┌──

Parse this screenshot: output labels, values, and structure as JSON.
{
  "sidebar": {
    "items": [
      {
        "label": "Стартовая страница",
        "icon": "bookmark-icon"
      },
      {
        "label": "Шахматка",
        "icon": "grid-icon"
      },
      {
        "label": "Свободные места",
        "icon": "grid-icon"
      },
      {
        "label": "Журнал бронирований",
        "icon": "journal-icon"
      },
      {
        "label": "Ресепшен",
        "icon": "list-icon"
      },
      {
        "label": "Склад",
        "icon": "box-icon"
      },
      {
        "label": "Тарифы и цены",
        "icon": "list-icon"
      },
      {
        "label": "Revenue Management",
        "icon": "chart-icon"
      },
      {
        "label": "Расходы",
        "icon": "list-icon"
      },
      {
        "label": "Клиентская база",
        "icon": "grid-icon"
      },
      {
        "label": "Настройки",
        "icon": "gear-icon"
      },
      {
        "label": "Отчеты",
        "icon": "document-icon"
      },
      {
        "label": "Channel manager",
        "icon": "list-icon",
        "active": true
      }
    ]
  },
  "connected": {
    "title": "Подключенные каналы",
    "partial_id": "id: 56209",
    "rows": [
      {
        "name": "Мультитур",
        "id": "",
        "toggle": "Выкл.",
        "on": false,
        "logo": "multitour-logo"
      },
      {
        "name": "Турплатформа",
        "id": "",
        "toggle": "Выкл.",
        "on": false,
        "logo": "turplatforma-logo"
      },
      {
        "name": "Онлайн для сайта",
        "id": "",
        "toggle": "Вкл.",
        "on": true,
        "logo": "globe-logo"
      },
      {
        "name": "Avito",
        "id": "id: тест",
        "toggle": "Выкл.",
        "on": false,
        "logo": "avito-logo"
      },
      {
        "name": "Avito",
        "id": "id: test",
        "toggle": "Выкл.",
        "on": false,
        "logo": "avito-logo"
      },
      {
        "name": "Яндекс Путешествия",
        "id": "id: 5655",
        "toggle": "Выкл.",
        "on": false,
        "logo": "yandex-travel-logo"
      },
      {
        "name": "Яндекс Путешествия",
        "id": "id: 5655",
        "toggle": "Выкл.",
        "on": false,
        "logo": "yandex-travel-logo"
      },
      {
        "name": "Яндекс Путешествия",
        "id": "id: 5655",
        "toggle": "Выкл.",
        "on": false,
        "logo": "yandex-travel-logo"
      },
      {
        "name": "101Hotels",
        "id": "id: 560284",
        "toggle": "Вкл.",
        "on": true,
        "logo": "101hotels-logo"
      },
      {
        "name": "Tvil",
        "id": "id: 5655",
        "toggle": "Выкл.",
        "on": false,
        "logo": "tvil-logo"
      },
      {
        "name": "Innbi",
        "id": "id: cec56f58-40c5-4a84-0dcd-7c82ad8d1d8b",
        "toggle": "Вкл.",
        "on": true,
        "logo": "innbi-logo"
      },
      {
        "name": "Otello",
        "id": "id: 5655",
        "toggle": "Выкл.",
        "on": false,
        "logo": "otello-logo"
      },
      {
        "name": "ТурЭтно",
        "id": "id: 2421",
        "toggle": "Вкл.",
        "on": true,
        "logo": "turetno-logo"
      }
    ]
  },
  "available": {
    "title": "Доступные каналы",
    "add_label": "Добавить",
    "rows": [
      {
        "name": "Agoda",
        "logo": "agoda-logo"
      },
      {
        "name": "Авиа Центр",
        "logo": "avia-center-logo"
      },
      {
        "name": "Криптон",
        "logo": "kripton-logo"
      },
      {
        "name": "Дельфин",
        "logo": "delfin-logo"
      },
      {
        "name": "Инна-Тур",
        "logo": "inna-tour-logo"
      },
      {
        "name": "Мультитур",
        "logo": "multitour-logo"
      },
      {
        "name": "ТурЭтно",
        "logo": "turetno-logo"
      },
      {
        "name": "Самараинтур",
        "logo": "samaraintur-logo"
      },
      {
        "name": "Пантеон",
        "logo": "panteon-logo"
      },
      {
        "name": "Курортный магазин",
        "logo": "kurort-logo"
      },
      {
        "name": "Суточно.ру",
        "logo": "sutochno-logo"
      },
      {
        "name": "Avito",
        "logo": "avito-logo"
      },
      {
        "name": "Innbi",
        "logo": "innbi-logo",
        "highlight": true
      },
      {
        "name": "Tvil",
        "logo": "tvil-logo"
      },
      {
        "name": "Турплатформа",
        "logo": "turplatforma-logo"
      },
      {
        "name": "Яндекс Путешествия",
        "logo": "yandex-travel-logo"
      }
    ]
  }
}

└──

▸ **Given problem**
Type out the full listing again, exactly as given.

▸ **Result**
Parse this screenshot: output labels, values, and structure as JSON.
{
  "sidebar": {
    "items": [
      {
        "label": "Стартовая страница",
        "icon": "bookmark-icon"
      },
      {
        "label": "Шахматка",
        "icon": "grid-icon"
      },
      {
        "label": "Свободные места",
        "icon": "grid-icon"
      },
      {
        "label": "Журнал бронирований",
        "icon": "journal-icon"
      },
      {
        "label": "Ресепшен",
        "icon": "list-icon"
      },
      {
        "label": "Склад",
        "icon": "box-icon"
      },
      {
        "label": "Тарифы и цены",
        "icon": "list-icon"
      },
      {
        "label": "Revenue Management",
        "icon": "chart-icon"
      },
      {
        "label": "Расходы",
        "icon": "list-icon"
      },
      {
        "label": "Клиентская база",
        "icon": "grid-icon"
      },
      {
        "label": "Настройки",
        "icon": "gear-icon"
      },
      {
        "label": "Отчеты",
        "icon": "document-icon"
      },
      {
        "label": "Channel manager",
        "icon": "list-icon",
        "active": true
      }
    ]
  },
  "connected": {
    "title": "Подключенные каналы",
    "partial_id": "id: 56209",
    "rows": [
      {
        "name": "Мультитур",
        "id": "",
        "toggle": "Выкл.",
        "on": false,
        "logo": "multitour-logo"
      },
      {
        "name": "Турплатформа",
        "id": "",
        "toggle": "Выкл.",
        "on": false,
        "logo": "turplatforma-logo"
      },
      {
        "name": "Онлайн для сайта",
        "id": "",
        "toggle": "Вкл.",
        "on": true,
        "logo": "globe-logo"
      },
      {
        "name": "Avito",
        "id": "id: тест",
        "toggle": "Выкл.",
        "on": false,
        "logo": "avito-logo"
      },
      {
        "name": "Avito",
        "id": "id: test",
        "toggle": "Выкл.",
        "on": false,
        "logo": "avito-logo"
      },
      {
        "name": "Яндекс Путешествия",
        "id": "id: 5655",
        "toggle": "Выкл.",
        "on": false,
        "logo": "yandex-travel-logo"
      },
      {
        "name": "Яндекс Путешествия",
        "id": "id: 5655",
        "toggle": "Выкл.",
        "on": false,
        "logo": "yandex-travel-logo"
      },
      {
        "name": "Яндекс Путешествия",
        "id": "id: 5655",
        "toggle": "Выкл.",
        "on": false,
        "logo": "yandex-travel-logo"
      },
      {
        "name": "101Hotels",
        "id": "id: 560284",
        "toggle": "Вкл.",
        "on": true,
        "logo": "101hotels-logo"
      },
      {
        "name": "Tvil",
        "id": "id: 5655",
        "toggle": "Выкл.",
        "on": false,
        "logo": "tvil-logo"
      },
      {
        "name": "Innbi",
        "id": "id: cec56f58-40c5-4a84-0dcd-7c82ad8d1d8b",
        "toggle": "Вкл.",
        "on": true,
        "logo": "innbi-logo"
      },
      {
        "name": "Otello",
        "id": "id: 5655",
        "toggle": "Выкл.",
        "on": false,
        "logo": "otello-logo"
      },
      {
        "name": "ТурЭтно",
        "id": "id: 2421",
        "toggle": "Вкл.",
        "on": true,
        "logo": "turetno-logo"
      }
    ]
  },
  "available": {
    "title": "Доступные каналы",
    "add_label": "Добавить",
    "rows": [
      {
        "name": "Agoda",
        "logo": "agoda-logo"
      },
      {
        "name": "Авиа Центр",
        "logo": "avia-center-logo"
      },
      {
        "name": "Криптон",
        "logo": "kripton-logo"
      },
      {
        "name": "Дельфин",
        "logo": "delfin-logo"
      },
      {
        "name": "Инна-Тур",
        "logo": "inna-tour-logo"
      },
      {
        "name": "Мультитур",
        "logo": "multitour-logo"
      },
      {
        "name": "ТурЭтно",
        "logo": "turetno-logo"
      },
      {
        "name": "Самараинтур",
        "logo": "samaraintur-logo"
      },
      {
        "name": "Пантеон",
        "logo": "panteon-logo"
      },
      {
        "name": "Курортный магазин",
        "logo": "kurort-logo"
      },
      {
        "name": "Суточно.ру",
        "logo": "sutochno-logo"
      },
      {
        "name": "Avito",
        "logo": "avito-logo"
      },
      {
        "name": "Innbi",
        "logo": "innbi-logo",
        "highlight": true
      },
      {
        "name": "Tvil",
        "logo": "tvil-logo"
      },
      {
        "name": "Турплатформа",
        "logo": "turplatforma-logo"
      },
      {
        "name": "Яндекс Путешествия",
        "logo": "yandex-travel-logo"
      }
    ]
  }
}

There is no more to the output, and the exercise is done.